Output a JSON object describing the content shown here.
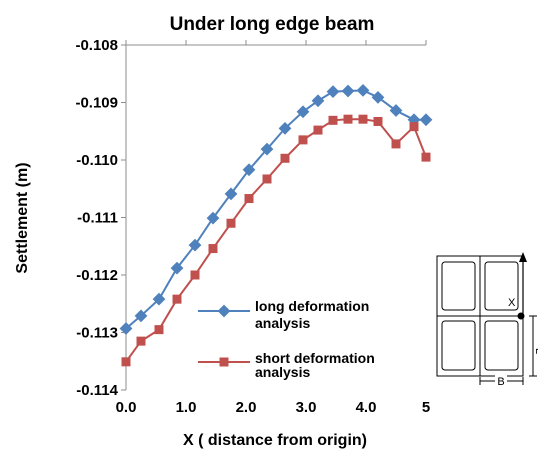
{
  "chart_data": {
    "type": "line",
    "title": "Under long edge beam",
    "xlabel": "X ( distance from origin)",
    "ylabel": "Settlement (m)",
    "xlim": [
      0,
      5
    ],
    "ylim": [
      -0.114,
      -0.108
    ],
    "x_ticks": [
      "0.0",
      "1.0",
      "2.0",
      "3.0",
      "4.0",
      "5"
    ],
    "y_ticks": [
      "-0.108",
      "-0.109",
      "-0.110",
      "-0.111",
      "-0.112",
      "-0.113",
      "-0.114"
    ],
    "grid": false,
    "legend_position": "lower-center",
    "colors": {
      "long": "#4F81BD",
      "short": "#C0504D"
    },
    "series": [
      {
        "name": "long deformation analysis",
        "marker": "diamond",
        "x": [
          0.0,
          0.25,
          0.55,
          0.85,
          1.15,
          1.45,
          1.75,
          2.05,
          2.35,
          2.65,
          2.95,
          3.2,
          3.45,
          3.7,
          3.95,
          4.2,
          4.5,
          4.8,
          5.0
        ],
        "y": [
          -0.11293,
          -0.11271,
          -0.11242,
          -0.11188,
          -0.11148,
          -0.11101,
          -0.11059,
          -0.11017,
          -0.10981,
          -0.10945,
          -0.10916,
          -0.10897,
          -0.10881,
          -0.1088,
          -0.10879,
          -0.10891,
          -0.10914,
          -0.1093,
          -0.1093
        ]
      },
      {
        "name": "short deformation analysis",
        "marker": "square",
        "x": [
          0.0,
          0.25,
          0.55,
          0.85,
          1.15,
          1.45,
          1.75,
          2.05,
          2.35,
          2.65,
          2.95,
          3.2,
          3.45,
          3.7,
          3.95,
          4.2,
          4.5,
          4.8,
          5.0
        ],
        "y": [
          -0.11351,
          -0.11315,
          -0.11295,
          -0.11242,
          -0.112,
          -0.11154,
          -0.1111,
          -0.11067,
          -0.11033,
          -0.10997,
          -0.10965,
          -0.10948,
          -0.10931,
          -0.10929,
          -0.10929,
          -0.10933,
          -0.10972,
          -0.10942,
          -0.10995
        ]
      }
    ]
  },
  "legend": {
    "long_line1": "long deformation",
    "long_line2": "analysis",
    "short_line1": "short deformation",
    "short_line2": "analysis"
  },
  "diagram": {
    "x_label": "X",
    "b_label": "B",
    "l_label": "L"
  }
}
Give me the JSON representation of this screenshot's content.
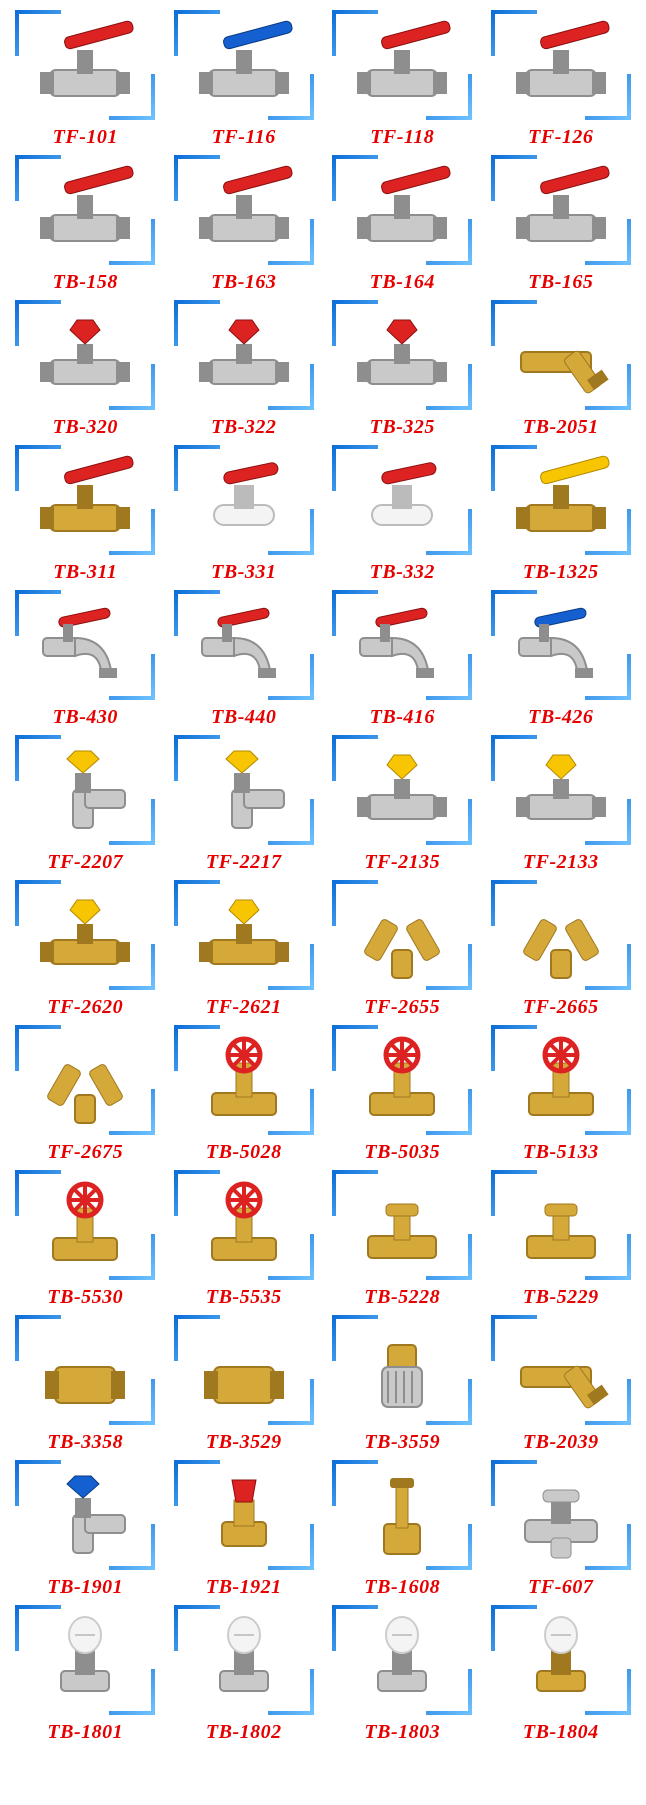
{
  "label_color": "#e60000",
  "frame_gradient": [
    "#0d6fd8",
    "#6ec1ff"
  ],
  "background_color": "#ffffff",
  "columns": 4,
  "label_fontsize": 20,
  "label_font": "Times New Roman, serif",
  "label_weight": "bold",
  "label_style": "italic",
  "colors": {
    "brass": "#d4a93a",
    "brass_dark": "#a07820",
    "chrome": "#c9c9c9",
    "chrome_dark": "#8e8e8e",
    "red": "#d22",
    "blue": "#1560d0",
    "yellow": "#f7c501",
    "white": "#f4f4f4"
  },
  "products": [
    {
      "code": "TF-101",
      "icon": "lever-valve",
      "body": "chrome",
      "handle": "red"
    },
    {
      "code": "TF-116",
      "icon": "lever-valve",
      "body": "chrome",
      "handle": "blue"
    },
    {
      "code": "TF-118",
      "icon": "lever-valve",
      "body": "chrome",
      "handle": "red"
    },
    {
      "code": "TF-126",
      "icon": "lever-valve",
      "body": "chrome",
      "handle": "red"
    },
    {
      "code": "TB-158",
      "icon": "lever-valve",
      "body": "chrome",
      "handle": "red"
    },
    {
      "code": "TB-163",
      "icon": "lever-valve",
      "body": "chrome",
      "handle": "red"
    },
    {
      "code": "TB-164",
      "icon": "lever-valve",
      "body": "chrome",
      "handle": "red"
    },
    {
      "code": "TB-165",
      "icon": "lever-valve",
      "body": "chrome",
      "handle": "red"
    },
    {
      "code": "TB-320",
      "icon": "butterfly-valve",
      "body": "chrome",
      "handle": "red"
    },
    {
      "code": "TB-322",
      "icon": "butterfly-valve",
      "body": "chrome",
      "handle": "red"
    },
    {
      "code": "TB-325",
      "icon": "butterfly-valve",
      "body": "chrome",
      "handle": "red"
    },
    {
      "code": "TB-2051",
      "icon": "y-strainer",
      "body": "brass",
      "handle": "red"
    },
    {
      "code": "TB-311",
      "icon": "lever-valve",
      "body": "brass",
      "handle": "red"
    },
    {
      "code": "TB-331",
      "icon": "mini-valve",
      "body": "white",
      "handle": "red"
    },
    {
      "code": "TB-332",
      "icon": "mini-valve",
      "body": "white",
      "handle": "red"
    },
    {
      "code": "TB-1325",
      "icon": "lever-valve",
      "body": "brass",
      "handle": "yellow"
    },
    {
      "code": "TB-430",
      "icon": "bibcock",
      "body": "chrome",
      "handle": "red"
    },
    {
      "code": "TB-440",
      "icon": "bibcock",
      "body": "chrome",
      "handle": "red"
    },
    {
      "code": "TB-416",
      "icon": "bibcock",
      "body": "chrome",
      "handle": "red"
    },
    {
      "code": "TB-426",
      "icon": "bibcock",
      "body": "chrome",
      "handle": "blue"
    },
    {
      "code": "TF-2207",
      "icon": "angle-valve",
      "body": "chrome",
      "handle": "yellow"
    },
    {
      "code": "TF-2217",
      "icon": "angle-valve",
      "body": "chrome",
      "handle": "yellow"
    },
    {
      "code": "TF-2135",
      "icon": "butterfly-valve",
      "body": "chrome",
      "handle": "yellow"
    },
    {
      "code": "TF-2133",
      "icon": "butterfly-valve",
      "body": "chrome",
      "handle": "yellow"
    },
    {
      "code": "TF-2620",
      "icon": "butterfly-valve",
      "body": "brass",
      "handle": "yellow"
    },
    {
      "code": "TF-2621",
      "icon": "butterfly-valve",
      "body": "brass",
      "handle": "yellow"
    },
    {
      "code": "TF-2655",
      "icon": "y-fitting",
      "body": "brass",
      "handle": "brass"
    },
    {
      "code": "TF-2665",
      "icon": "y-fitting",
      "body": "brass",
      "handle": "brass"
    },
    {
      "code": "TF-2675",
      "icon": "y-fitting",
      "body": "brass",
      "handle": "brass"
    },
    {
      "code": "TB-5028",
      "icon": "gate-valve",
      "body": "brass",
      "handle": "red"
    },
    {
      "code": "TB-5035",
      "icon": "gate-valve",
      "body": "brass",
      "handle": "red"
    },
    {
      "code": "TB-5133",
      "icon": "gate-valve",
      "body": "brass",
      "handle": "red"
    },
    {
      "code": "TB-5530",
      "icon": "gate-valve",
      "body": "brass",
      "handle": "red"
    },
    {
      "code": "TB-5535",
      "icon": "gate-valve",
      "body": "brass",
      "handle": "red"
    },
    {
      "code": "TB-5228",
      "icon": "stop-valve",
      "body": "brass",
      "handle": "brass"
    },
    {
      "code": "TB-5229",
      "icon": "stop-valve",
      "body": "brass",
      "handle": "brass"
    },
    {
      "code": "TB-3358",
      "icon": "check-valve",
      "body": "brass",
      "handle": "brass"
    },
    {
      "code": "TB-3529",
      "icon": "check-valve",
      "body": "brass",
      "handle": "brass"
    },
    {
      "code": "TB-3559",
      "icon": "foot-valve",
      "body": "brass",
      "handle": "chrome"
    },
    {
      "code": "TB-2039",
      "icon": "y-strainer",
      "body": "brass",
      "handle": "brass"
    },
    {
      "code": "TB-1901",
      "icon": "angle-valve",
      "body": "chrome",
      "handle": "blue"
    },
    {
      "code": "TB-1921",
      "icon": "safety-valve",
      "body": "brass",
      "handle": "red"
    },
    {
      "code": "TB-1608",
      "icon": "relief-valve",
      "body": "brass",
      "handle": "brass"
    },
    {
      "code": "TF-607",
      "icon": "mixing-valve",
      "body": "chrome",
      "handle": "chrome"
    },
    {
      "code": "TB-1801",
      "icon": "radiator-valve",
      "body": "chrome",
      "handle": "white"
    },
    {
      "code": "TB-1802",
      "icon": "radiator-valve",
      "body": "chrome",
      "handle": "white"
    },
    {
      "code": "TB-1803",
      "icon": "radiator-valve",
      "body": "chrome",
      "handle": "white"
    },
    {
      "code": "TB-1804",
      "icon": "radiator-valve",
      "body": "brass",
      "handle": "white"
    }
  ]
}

» WRITTEN PROBLEM:
Copy every line from the records above that contains the word "JSON".

» WORKED SOLUTION:
Output a JSON object describing the content shown here.
Give me the JSON representation of this screenshot's content.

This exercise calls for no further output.